§ Goal
Reproduce the listing that follows with no differences at all.

------------------------------------------------------------------------

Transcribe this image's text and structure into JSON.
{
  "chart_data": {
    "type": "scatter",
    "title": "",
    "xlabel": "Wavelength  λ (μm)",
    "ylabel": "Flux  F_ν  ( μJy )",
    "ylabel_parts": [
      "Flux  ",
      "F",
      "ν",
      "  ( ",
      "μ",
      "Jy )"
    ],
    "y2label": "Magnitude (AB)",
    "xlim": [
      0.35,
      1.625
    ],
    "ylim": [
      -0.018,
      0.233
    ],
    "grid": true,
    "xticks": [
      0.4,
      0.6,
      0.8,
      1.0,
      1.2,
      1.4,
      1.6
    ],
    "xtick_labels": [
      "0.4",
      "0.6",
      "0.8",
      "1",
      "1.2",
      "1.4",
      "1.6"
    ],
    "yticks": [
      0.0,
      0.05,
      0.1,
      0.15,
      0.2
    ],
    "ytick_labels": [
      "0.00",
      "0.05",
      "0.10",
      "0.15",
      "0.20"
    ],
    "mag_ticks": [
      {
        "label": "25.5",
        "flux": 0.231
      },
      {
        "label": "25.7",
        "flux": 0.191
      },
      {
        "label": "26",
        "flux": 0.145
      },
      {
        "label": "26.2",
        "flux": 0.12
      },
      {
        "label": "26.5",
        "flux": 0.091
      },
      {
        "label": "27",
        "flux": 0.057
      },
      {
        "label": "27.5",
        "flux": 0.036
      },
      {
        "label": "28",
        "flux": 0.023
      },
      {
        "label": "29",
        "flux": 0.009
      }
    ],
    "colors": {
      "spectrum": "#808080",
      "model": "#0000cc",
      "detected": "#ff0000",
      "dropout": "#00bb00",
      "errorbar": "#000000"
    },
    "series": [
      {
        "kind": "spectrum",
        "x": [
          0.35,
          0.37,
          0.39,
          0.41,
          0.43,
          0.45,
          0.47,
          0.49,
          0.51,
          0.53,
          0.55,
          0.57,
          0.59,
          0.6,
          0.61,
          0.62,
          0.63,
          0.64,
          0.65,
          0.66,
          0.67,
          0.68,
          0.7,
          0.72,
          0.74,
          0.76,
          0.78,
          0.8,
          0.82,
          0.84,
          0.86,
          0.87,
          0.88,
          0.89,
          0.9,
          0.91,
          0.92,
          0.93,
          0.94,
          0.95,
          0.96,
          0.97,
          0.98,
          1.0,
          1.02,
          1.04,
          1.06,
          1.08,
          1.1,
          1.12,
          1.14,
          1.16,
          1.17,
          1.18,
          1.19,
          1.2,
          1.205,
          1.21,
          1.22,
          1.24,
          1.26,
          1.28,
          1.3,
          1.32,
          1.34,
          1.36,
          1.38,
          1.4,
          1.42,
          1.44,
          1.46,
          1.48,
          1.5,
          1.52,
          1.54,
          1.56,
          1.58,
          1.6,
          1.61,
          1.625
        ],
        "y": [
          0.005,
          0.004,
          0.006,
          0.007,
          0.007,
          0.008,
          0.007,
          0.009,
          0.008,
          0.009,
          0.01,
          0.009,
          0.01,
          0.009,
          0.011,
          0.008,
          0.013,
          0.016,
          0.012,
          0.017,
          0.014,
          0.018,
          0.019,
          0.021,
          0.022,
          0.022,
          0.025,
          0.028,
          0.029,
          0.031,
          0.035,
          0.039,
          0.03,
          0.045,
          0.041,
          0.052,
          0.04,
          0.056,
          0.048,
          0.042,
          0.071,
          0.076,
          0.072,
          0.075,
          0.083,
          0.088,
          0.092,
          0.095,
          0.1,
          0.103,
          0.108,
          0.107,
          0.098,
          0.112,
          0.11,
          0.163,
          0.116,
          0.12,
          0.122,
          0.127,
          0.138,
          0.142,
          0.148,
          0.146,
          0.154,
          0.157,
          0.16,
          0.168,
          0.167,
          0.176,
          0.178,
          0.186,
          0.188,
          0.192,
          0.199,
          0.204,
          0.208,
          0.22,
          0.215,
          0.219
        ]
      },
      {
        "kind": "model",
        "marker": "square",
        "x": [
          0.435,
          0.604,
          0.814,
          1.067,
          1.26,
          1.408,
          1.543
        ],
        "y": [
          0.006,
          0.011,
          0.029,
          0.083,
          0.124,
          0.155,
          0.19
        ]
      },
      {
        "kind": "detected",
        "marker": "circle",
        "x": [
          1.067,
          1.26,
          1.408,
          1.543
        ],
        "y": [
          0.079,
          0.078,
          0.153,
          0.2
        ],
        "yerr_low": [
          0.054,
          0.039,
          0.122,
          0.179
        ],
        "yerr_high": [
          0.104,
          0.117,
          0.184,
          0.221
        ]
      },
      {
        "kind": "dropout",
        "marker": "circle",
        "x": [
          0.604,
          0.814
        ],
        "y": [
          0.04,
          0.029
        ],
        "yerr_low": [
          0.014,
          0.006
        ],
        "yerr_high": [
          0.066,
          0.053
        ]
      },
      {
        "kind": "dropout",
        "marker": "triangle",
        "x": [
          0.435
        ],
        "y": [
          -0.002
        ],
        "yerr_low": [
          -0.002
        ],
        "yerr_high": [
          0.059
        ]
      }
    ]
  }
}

------------------------------------------------------------------------

§ Written reply
Transcribe this image's text and structure into JSON.
{
  "chart_data": {
    "type": "scatter",
    "title": "",
    "xlabel": "Wavelength  λ (μm)",
    "ylabel": "Flux  F_ν  ( μJy )",
    "ylabel_parts": [
      "Flux  ",
      "F",
      "ν",
      "  ( ",
      "μ",
      "Jy )"
    ],
    "y2label": "Magnitude (AB)",
    "xlim": [
      0.35,
      1.625
    ],
    "ylim": [
      -0.018,
      0.233
    ],
    "grid": true,
    "xticks": [
      0.4,
      0.6,
      0.8,
      1.0,
      1.2,
      1.4,
      1.6
    ],
    "xtick_labels": [
      "0.4",
      "0.6",
      "0.8",
      "1",
      "1.2",
      "1.4",
      "1.6"
    ],
    "yticks": [
      0.0,
      0.05,
      0.1,
      0.15,
      0.2
    ],
    "ytick_labels": [
      "0.00",
      "0.05",
      "0.10",
      "0.15",
      "0.20"
    ],
    "mag_ticks": [
      {
        "label": "25.5",
        "flux": 0.231
      },
      {
        "label": "25.7",
        "flux": 0.191
      },
      {
        "label": "26",
        "flux": 0.145
      },
      {
        "label": "26.2",
        "flux": 0.12
      },
      {
        "label": "26.5",
        "flux": 0.091
      },
      {
        "label": "27",
        "flux": 0.057
      },
      {
        "label": "27.5",
        "flux": 0.036
      },
      {
        "label": "28",
        "flux": 0.023
      },
      {
        "label": "29",
        "flux": 0.009
      }
    ],
    "colors": {
      "spectrum": "#808080",
      "model": "#0000cc",
      "detected": "#ff0000",
      "dropout": "#00bb00",
      "errorbar": "#000000"
    },
    "series": [
      {
        "kind": "spectrum",
        "x": [
          0.35,
          0.37,
          0.39,
          0.41,
          0.43,
          0.45,
          0.47,
          0.49,
          0.51,
          0.53,
          0.55,
          0.57,
          0.59,
          0.6,
          0.61,
          0.62,
          0.63,
          0.64,
          0.65,
          0.66,
          0.67,
          0.68,
          0.7,
          0.72,
          0.74,
          0.76,
          0.78,
          0.8,
          0.82,
          0.84,
          0.86,
          0.87,
          0.88,
          0.89,
          0.9,
          0.91,
          0.92,
          0.93,
          0.94,
          0.95,
          0.96,
          0.97,
          0.98,
          1.0,
          1.02,
          1.04,
          1.06,
          1.08,
          1.1,
          1.12,
          1.14,
          1.16,
          1.17,
          1.18,
          1.19,
          1.2,
          1.205,
          1.21,
          1.22,
          1.24,
          1.26,
          1.28,
          1.3,
          1.32,
          1.34,
          1.36,
          1.38,
          1.4,
          1.42,
          1.44,
          1.46,
          1.48,
          1.5,
          1.52,
          1.54,
          1.56,
          1.58,
          1.6,
          1.61,
          1.625
        ],
        "y": [
          0.005,
          0.004,
          0.006,
          0.007,
          0.007,
          0.008,
          0.007,
          0.009,
          0.008,
          0.009,
          0.01,
          0.009,
          0.01,
          0.009,
          0.011,
          0.008,
          0.013,
          0.016,
          0.012,
          0.017,
          0.014,
          0.018,
          0.019,
          0.021,
          0.022,
          0.022,
          0.025,
          0.028,
          0.029,
          0.031,
          0.035,
          0.039,
          0.03,
          0.045,
          0.041,
          0.052,
          0.04,
          0.056,
          0.048,
          0.042,
          0.071,
          0.076,
          0.072,
          0.075,
          0.083,
          0.088,
          0.092,
          0.095,
          0.1,
          0.103,
          0.108,
          0.107,
          0.098,
          0.112,
          0.11,
          0.163,
          0.116,
          0.12,
          0.122,
          0.127,
          0.138,
          0.142,
          0.148,
          0.146,
          0.154,
          0.157,
          0.16,
          0.168,
          0.167,
          0.176,
          0.178,
          0.186,
          0.188,
          0.192,
          0.199,
          0.204,
          0.208,
          0.22,
          0.215,
          0.219
        ]
      },
      {
        "kind": "model",
        "marker": "square",
        "x": [
          0.435,
          0.604,
          0.814,
          1.067,
          1.26,
          1.408,
          1.543
        ],
        "y": [
          0.006,
          0.011,
          0.029,
          0.083,
          0.124,
          0.155,
          0.19
        ]
      },
      {
        "kind": "detected",
        "marker": "circle",
        "x": [
          1.067,
          1.26,
          1.408,
          1.543
        ],
        "y": [
          0.079,
          0.078,
          0.153,
          0.2
        ],
        "yerr_low": [
          0.054,
          0.039,
          0.122,
          0.179
        ],
        "yerr_high": [
          0.104,
          0.117,
          0.184,
          0.221
        ]
      },
      {
        "kind": "dropout",
        "marker": "circle",
        "x": [
          0.604,
          0.814
        ],
        "y": [
          0.04,
          0.029
        ],
        "yerr_low": [
          0.014,
          0.006
        ],
        "yerr_high": [
          0.066,
          0.053
        ]
      },
      {
        "kind": "dropout",
        "marker": "triangle",
        "x": [
          0.435
        ],
        "y": [
          -0.002
        ],
        "yerr_low": [
          -0.002
        ],
        "yerr_high": [
          0.059
        ]
      }
    ]
  }
}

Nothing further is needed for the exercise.